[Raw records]
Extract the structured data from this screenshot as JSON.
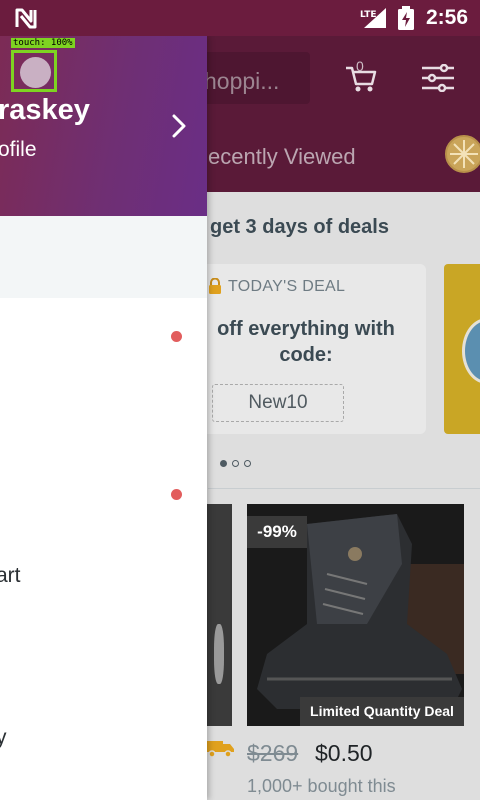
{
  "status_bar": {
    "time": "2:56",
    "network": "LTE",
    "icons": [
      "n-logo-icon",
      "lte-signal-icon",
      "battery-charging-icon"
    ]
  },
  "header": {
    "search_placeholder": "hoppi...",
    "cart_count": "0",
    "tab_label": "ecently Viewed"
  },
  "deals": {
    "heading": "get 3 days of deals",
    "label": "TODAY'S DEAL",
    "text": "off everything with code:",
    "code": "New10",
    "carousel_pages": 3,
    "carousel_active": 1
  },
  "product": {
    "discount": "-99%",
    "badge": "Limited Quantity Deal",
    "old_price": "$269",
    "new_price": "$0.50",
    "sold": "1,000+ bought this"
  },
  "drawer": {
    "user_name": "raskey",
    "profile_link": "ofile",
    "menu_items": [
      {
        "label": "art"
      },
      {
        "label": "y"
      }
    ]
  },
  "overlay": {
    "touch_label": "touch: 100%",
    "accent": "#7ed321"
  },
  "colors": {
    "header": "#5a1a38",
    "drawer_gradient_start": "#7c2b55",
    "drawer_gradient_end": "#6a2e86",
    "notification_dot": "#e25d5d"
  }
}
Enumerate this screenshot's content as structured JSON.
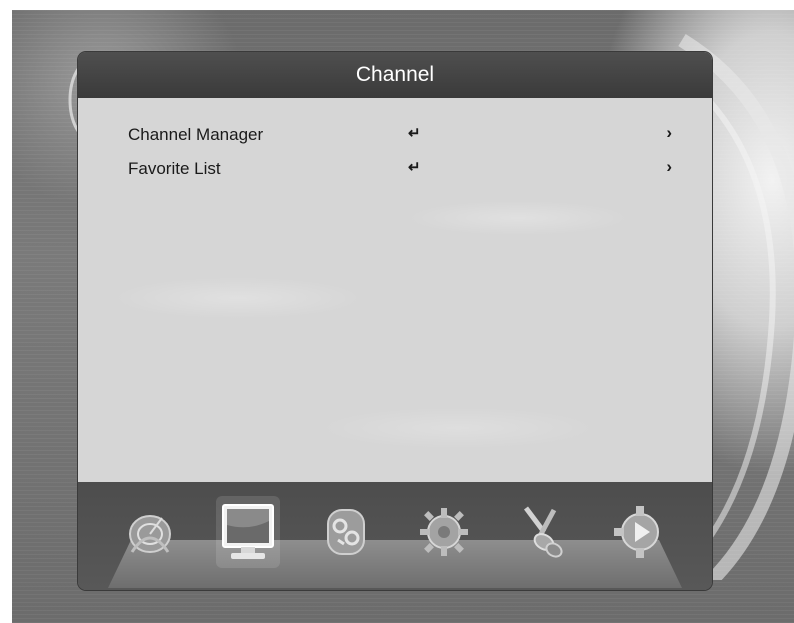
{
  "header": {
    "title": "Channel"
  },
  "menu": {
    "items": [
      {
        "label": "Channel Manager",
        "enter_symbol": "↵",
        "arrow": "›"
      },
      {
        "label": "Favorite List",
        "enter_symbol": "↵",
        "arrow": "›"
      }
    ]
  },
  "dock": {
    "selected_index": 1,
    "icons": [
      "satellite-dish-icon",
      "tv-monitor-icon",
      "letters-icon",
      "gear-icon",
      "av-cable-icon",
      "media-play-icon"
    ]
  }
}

--

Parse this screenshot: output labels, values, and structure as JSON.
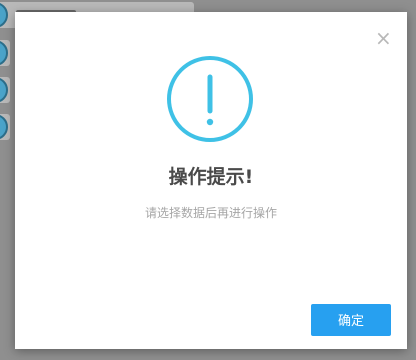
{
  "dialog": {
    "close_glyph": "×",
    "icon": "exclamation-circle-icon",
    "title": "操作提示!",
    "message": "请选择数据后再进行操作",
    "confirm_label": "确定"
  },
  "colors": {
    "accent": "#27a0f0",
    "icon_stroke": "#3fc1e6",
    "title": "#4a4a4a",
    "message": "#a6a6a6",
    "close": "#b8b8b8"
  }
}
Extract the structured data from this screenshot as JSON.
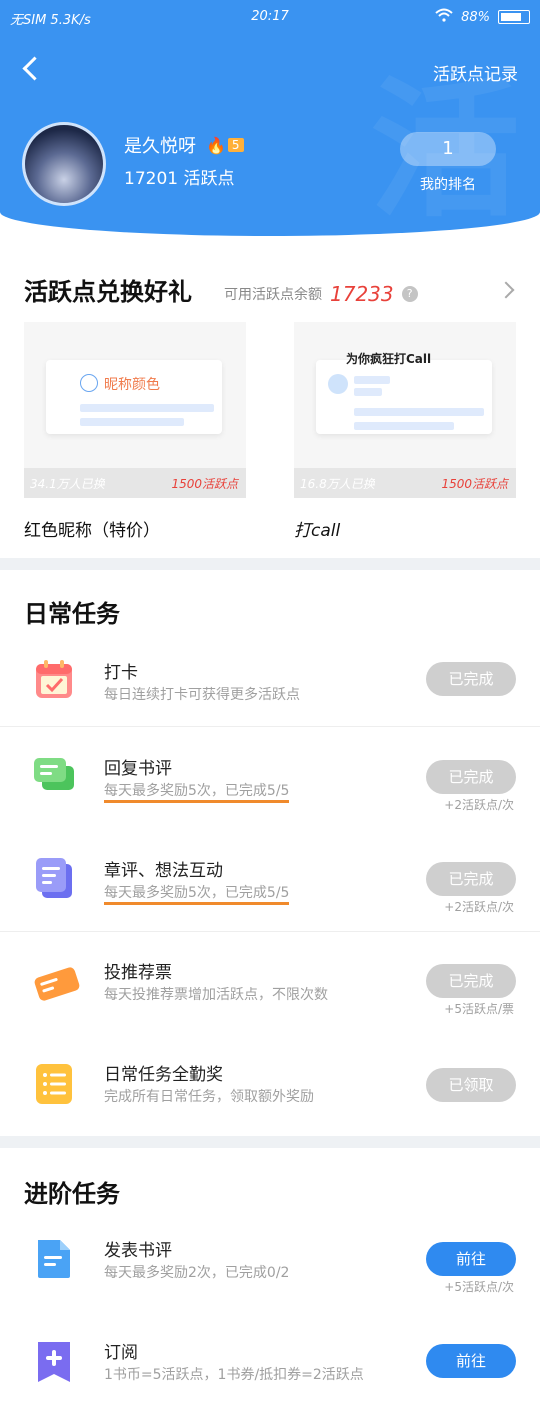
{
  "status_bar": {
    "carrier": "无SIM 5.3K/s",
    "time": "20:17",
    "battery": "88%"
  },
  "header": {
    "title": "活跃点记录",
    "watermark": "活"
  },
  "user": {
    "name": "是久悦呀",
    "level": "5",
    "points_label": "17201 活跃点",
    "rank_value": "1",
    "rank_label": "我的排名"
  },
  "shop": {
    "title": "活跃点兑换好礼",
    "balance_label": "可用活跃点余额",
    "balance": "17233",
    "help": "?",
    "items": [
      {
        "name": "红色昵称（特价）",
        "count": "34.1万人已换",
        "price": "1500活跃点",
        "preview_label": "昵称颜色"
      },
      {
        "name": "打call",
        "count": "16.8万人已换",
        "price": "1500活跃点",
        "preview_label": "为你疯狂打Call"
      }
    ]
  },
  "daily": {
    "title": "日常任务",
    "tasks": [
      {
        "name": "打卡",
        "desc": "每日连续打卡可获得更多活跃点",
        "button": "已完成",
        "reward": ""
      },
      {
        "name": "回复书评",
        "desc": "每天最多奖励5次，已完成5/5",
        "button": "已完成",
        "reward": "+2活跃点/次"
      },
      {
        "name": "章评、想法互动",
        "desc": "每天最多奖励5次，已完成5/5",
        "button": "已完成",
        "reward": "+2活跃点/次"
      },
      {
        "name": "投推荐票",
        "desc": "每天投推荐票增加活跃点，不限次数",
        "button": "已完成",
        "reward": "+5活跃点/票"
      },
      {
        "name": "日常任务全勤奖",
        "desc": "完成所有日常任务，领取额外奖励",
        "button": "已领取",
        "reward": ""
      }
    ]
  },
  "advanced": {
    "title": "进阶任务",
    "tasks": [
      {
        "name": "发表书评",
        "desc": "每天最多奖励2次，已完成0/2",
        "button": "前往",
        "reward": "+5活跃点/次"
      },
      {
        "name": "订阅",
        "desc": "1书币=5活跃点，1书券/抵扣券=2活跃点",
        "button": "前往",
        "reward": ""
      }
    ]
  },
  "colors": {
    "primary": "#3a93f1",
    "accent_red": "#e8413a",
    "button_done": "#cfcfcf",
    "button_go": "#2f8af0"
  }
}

• [Direction]:
Extract from the data every line where "code" shows up.

• [Answer in full]:
    "text": "off everything with code:",
    "code": "New10",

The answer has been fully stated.